> [OBJECTIVE] Drop every picture and give the entries back exactly.

(Items listed in a dataset)
--- START ---
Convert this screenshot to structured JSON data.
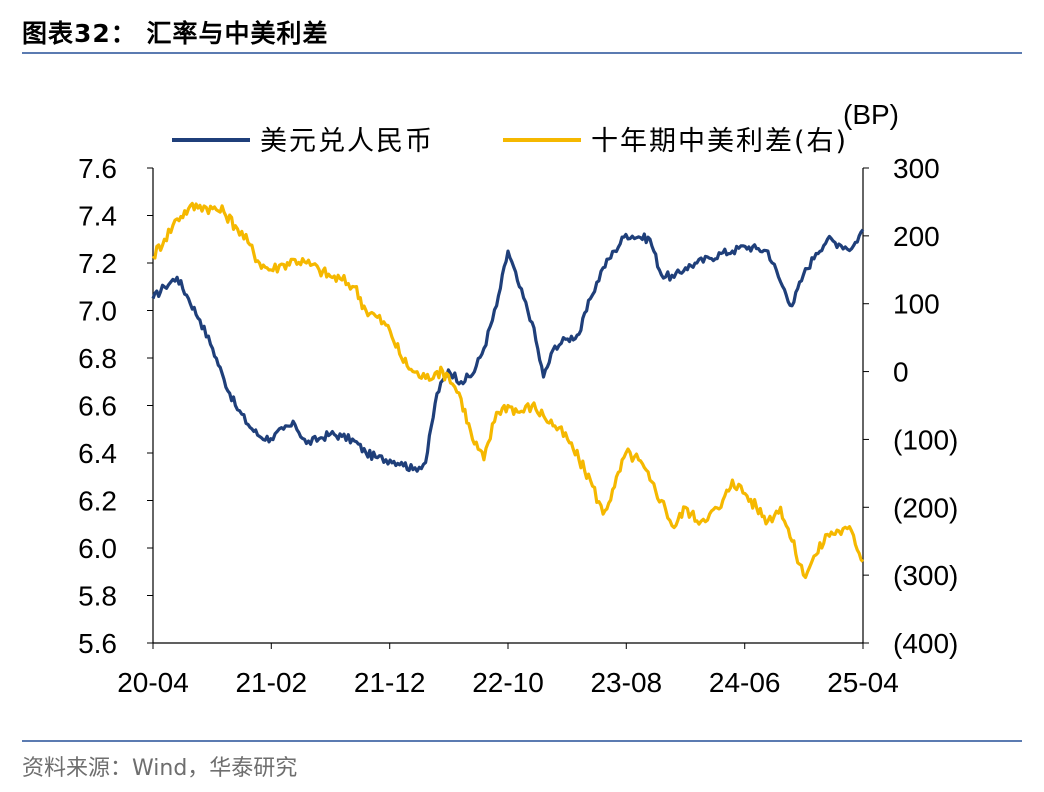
{
  "header": {
    "title": "图表32：  汇率与中美利差"
  },
  "footer": {
    "source": "资料来源：Wind，华泰研究"
  },
  "chart_data": {
    "type": "line",
    "title": "汇率与中美利差",
    "x_ticks": [
      "20-04",
      "21-02",
      "21-12",
      "22-10",
      "23-08",
      "24-06",
      "25-04"
    ],
    "x_tick_times": [
      2020.25,
      2021.083,
      2021.917,
      2022.75,
      2023.583,
      2024.417,
      2025.25
    ],
    "x_range": [
      2020.25,
      2025.25
    ],
    "y_left": {
      "range": [
        5.6,
        7.6
      ],
      "ticks": [
        "7.6",
        "7.4",
        "7.2",
        "7.0",
        "6.8",
        "6.6",
        "6.4",
        "6.2",
        "6.0",
        "5.8",
        "5.6"
      ],
      "tick_values": [
        7.6,
        7.4,
        7.2,
        7.0,
        6.8,
        6.6,
        6.4,
        6.2,
        6.0,
        5.8,
        5.6
      ]
    },
    "y_right": {
      "unit": "(BP)",
      "range": [
        -400,
        300
      ],
      "ticks": [
        "300",
        "200",
        "100",
        "0",
        "(100)",
        "(200)",
        "(300)",
        "(400)"
      ],
      "tick_values": [
        300,
        200,
        100,
        0,
        -100,
        -200,
        -300,
        -400
      ]
    },
    "legend": {
      "position": "top",
      "items": [
        "美元兑人民币",
        "十年期中美利差(右)"
      ]
    },
    "series": [
      {
        "name": "美元兑人民币",
        "axis": "left",
        "color": "#1f3f7a",
        "x": [
          2020.25,
          2020.33,
          2020.42,
          2020.5,
          2020.58,
          2020.67,
          2020.75,
          2020.83,
          2020.92,
          2021.0,
          2021.08,
          2021.17,
          2021.25,
          2021.33,
          2021.42,
          2021.5,
          2021.58,
          2021.67,
          2021.75,
          2021.83,
          2021.92,
          2022.0,
          2022.08,
          2022.17,
          2022.25,
          2022.33,
          2022.42,
          2022.5,
          2022.58,
          2022.67,
          2022.75,
          2022.83,
          2022.92,
          2023.0,
          2023.08,
          2023.17,
          2023.25,
          2023.33,
          2023.42,
          2023.5,
          2023.58,
          2023.67,
          2023.75,
          2023.83,
          2023.92,
          2024.0,
          2024.08,
          2024.17,
          2024.25,
          2024.33,
          2024.42,
          2024.5,
          2024.58,
          2024.67,
          2024.75,
          2024.83,
          2024.92,
          2025.0,
          2025.08,
          2025.17,
          2025.25
        ],
        "values": [
          7.05,
          7.1,
          7.14,
          7.05,
          6.96,
          6.84,
          6.71,
          6.6,
          6.52,
          6.47,
          6.46,
          6.5,
          6.52,
          6.44,
          6.46,
          6.48,
          6.47,
          6.45,
          6.4,
          6.38,
          6.37,
          6.36,
          6.33,
          6.36,
          6.65,
          6.75,
          6.7,
          6.73,
          6.84,
          7.02,
          7.25,
          7.1,
          6.95,
          6.72,
          6.85,
          6.88,
          6.9,
          7.05,
          7.18,
          7.25,
          7.32,
          7.31,
          7.3,
          7.15,
          7.14,
          7.18,
          7.2,
          7.22,
          7.24,
          7.25,
          7.27,
          7.26,
          7.25,
          7.12,
          7.02,
          7.15,
          7.24,
          7.3,
          7.28,
          7.26,
          7.34
        ]
      },
      {
        "name": "十年期中美利差(右)",
        "axis": "right",
        "color": "#f5b800",
        "x": [
          2020.25,
          2020.33,
          2020.42,
          2020.5,
          2020.58,
          2020.67,
          2020.75,
          2020.83,
          2020.92,
          2021.0,
          2021.08,
          2021.17,
          2021.25,
          2021.33,
          2021.42,
          2021.5,
          2021.58,
          2021.67,
          2021.75,
          2021.83,
          2021.92,
          2022.0,
          2022.08,
          2022.17,
          2022.25,
          2022.33,
          2022.42,
          2022.5,
          2022.58,
          2022.67,
          2022.75,
          2022.83,
          2022.92,
          2023.0,
          2023.08,
          2023.17,
          2023.25,
          2023.33,
          2023.42,
          2023.5,
          2023.58,
          2023.67,
          2023.75,
          2023.83,
          2023.92,
          2024.0,
          2024.08,
          2024.17,
          2024.25,
          2024.33,
          2024.42,
          2024.5,
          2024.58,
          2024.67,
          2024.75,
          2024.83,
          2024.92,
          2025.0,
          2025.08,
          2025.17,
          2025.25
        ],
        "values": [
          170,
          195,
          225,
          240,
          245,
          240,
          235,
          215,
          190,
          160,
          150,
          158,
          165,
          160,
          150,
          140,
          135,
          125,
          90,
          80,
          60,
          20,
          0,
          -10,
          0,
          -5,
          -40,
          -100,
          -130,
          -60,
          -50,
          -60,
          -50,
          -65,
          -80,
          -100,
          -130,
          -160,
          -210,
          -170,
          -120,
          -130,
          -160,
          -190,
          -230,
          -200,
          -220,
          -210,
          -200,
          -160,
          -180,
          -200,
          -220,
          -200,
          -250,
          -300,
          -270,
          -240,
          -235,
          -235,
          -280
        ]
      }
    ]
  }
}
--- END ---
> [COMPLETED EXERCISE]
Convert this screenshot to structured JSON data.
{
  "header": {
    "title": "图表32：  汇率与中美利差"
  },
  "footer": {
    "source": "资料来源：Wind，华泰研究"
  },
  "chart_data": {
    "type": "line",
    "title": "汇率与中美利差",
    "x_ticks": [
      "20-04",
      "21-02",
      "21-12",
      "22-10",
      "23-08",
      "24-06",
      "25-04"
    ],
    "x_tick_times": [
      2020.25,
      2021.083,
      2021.917,
      2022.75,
      2023.583,
      2024.417,
      2025.25
    ],
    "x_range": [
      2020.25,
      2025.25
    ],
    "y_left": {
      "range": [
        5.6,
        7.6
      ],
      "ticks": [
        "7.6",
        "7.4",
        "7.2",
        "7.0",
        "6.8",
        "6.6",
        "6.4",
        "6.2",
        "6.0",
        "5.8",
        "5.6"
      ],
      "tick_values": [
        7.6,
        7.4,
        7.2,
        7.0,
        6.8,
        6.6,
        6.4,
        6.2,
        6.0,
        5.8,
        5.6
      ]
    },
    "y_right": {
      "unit": "(BP)",
      "range": [
        -400,
        300
      ],
      "ticks": [
        "300",
        "200",
        "100",
        "0",
        "(100)",
        "(200)",
        "(300)",
        "(400)"
      ],
      "tick_values": [
        300,
        200,
        100,
        0,
        -100,
        -200,
        -300,
        -400
      ]
    },
    "legend": {
      "position": "top",
      "items": [
        "美元兑人民币",
        "十年期中美利差(右)"
      ]
    },
    "series": [
      {
        "name": "美元兑人民币",
        "axis": "left",
        "color": "#1f3f7a",
        "x": [
          2020.25,
          2020.33,
          2020.42,
          2020.5,
          2020.58,
          2020.67,
          2020.75,
          2020.83,
          2020.92,
          2021.0,
          2021.08,
          2021.17,
          2021.25,
          2021.33,
          2021.42,
          2021.5,
          2021.58,
          2021.67,
          2021.75,
          2021.83,
          2021.92,
          2022.0,
          2022.08,
          2022.17,
          2022.25,
          2022.33,
          2022.42,
          2022.5,
          2022.58,
          2022.67,
          2022.75,
          2022.83,
          2022.92,
          2023.0,
          2023.08,
          2023.17,
          2023.25,
          2023.33,
          2023.42,
          2023.5,
          2023.58,
          2023.67,
          2023.75,
          2023.83,
          2023.92,
          2024.0,
          2024.08,
          2024.17,
          2024.25,
          2024.33,
          2024.42,
          2024.5,
          2024.58,
          2024.67,
          2024.75,
          2024.83,
          2024.92,
          2025.0,
          2025.08,
          2025.17,
          2025.25
        ],
        "values": [
          7.05,
          7.1,
          7.14,
          7.05,
          6.96,
          6.84,
          6.71,
          6.6,
          6.52,
          6.47,
          6.46,
          6.5,
          6.52,
          6.44,
          6.46,
          6.48,
          6.47,
          6.45,
          6.4,
          6.38,
          6.37,
          6.36,
          6.33,
          6.36,
          6.65,
          6.75,
          6.7,
          6.73,
          6.84,
          7.02,
          7.25,
          7.1,
          6.95,
          6.72,
          6.85,
          6.88,
          6.9,
          7.05,
          7.18,
          7.25,
          7.32,
          7.31,
          7.3,
          7.15,
          7.14,
          7.18,
          7.2,
          7.22,
          7.24,
          7.25,
          7.27,
          7.26,
          7.25,
          7.12,
          7.02,
          7.15,
          7.24,
          7.3,
          7.28,
          7.26,
          7.34
        ]
      },
      {
        "name": "十年期中美利差(右)",
        "axis": "right",
        "color": "#f5b800",
        "x": [
          2020.25,
          2020.33,
          2020.42,
          2020.5,
          2020.58,
          2020.67,
          2020.75,
          2020.83,
          2020.92,
          2021.0,
          2021.08,
          2021.17,
          2021.25,
          2021.33,
          2021.42,
          2021.5,
          2021.58,
          2021.67,
          2021.75,
          2021.83,
          2021.92,
          2022.0,
          2022.08,
          2022.17,
          2022.25,
          2022.33,
          2022.42,
          2022.5,
          2022.58,
          2022.67,
          2022.75,
          2022.83,
          2022.92,
          2023.0,
          2023.08,
          2023.17,
          2023.25,
          2023.33,
          2023.42,
          2023.5,
          2023.58,
          2023.67,
          2023.75,
          2023.83,
          2023.92,
          2024.0,
          2024.08,
          2024.17,
          2024.25,
          2024.33,
          2024.42,
          2024.5,
          2024.58,
          2024.67,
          2024.75,
          2024.83,
          2024.92,
          2025.0,
          2025.08,
          2025.17,
          2025.25
        ],
        "values": [
          170,
          195,
          225,
          240,
          245,
          240,
          235,
          215,
          190,
          160,
          150,
          158,
          165,
          160,
          150,
          140,
          135,
          125,
          90,
          80,
          60,
          20,
          0,
          -10,
          0,
          -5,
          -40,
          -100,
          -130,
          -60,
          -50,
          -60,
          -50,
          -65,
          -80,
          -100,
          -130,
          -160,
          -210,
          -170,
          -120,
          -130,
          -160,
          -190,
          -230,
          -200,
          -220,
          -210,
          -200,
          -160,
          -180,
          -200,
          -220,
          -200,
          -250,
          -300,
          -270,
          -240,
          -235,
          -235,
          -280
        ]
      }
    ]
  }
}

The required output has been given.